## MATERIAL PROVIDED
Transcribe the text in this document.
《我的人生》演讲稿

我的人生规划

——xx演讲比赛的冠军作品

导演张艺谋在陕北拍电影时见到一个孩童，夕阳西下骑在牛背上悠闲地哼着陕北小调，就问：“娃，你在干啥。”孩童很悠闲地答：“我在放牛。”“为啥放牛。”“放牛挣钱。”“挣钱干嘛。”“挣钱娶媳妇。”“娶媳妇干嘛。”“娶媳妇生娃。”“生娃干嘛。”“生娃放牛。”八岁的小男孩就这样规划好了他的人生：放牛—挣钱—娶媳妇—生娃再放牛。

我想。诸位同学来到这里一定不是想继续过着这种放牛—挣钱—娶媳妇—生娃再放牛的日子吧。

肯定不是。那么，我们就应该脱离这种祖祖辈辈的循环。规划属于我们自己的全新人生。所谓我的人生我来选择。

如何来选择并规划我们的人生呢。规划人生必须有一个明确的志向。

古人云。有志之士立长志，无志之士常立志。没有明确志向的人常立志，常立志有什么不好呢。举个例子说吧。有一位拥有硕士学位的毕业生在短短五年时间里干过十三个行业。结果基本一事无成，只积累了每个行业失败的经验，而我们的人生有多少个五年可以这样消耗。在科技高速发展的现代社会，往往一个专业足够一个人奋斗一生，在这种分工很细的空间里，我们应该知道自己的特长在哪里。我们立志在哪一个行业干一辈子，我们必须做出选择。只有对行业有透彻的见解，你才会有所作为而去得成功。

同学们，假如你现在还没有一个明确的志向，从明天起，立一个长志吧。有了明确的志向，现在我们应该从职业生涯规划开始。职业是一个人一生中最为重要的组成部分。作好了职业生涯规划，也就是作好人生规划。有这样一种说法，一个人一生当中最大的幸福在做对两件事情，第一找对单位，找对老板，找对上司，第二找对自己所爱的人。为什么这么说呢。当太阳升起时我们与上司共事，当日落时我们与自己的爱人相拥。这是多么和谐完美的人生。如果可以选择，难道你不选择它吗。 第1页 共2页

## AIM OF THE EXERCISE
Every line of the data above should be copied exactly.

## RESULT OF THE EXERCISE
Transcribe the text in this document.
《我的人生》演讲稿

我的人生规划

——xx演讲比赛的冠军作品

导演张艺谋在陕北拍电影时见到一个孩童，夕阳西下骑在牛背上悠闲地哼着陕北小调，就问：“娃，你在干啥。”孩童很悠闲地答：“我在放牛。”“为啥放牛。”“放牛挣钱。”“挣钱干嘛。”“挣钱娶媳妇。”“娶媳妇干嘛。”“娶媳妇生娃。”“生娃干嘛。”“生娃放牛。”八岁的小男孩就这样规划好了他的人生：放牛—挣钱—娶媳妇—生娃再放牛。

我想。诸位同学来到这里一定不是想继续过着这种放牛—挣钱—娶媳妇—生娃再放牛的日子吧。

肯定不是。那么，我们就应该脱离这种祖祖辈辈的循环。规划属于我们自己的全新人生。所谓我的人生我来选择。

如何来选择并规划我们的人生呢。规划人生必须有一个明确的志向。

古人云。有志之士立长志，无志之士常立志。没有明确志向的人常立志，常立志有什么不好呢。举个例子说吧。有一位拥有硕士学位的毕业生在短短五年时间里干过十三个行业。结果基本一事无成，只积累了每个行业失败的经验，而我们的人生有多少个五年可以这样消耗。在科技高速发展的现代社会，往往一个专业足够一个人奋斗一生，在这种分工很细的空间里，我们应该知道自己的特长在哪里。我们立志在哪一个行业干一辈子，我们必须做出选择。只有对行业有透彻的见解，你才会有所作为而去得成功。

同学们，假如你现在还没有一个明确的志向，从明天起，立一个长志吧。有了明确的志向，现在我们应该从职业生涯规划开始。职业是一个人一生中最为重要的组成部分。作好了职业生涯规划，也就是作好人生规划。有这样一种说法，一个人一生当中最大的幸福在做对两件事情，第一找对单位，找对老板，找对上司，第二找对自己所爱的人。为什么这么说呢。当太阳升起时我们与上司共事，当日落时我们与自己的爱人相拥。这是多么和谐完美的人生。如果可以选择，难道你不选择它吗。 第1页 共2页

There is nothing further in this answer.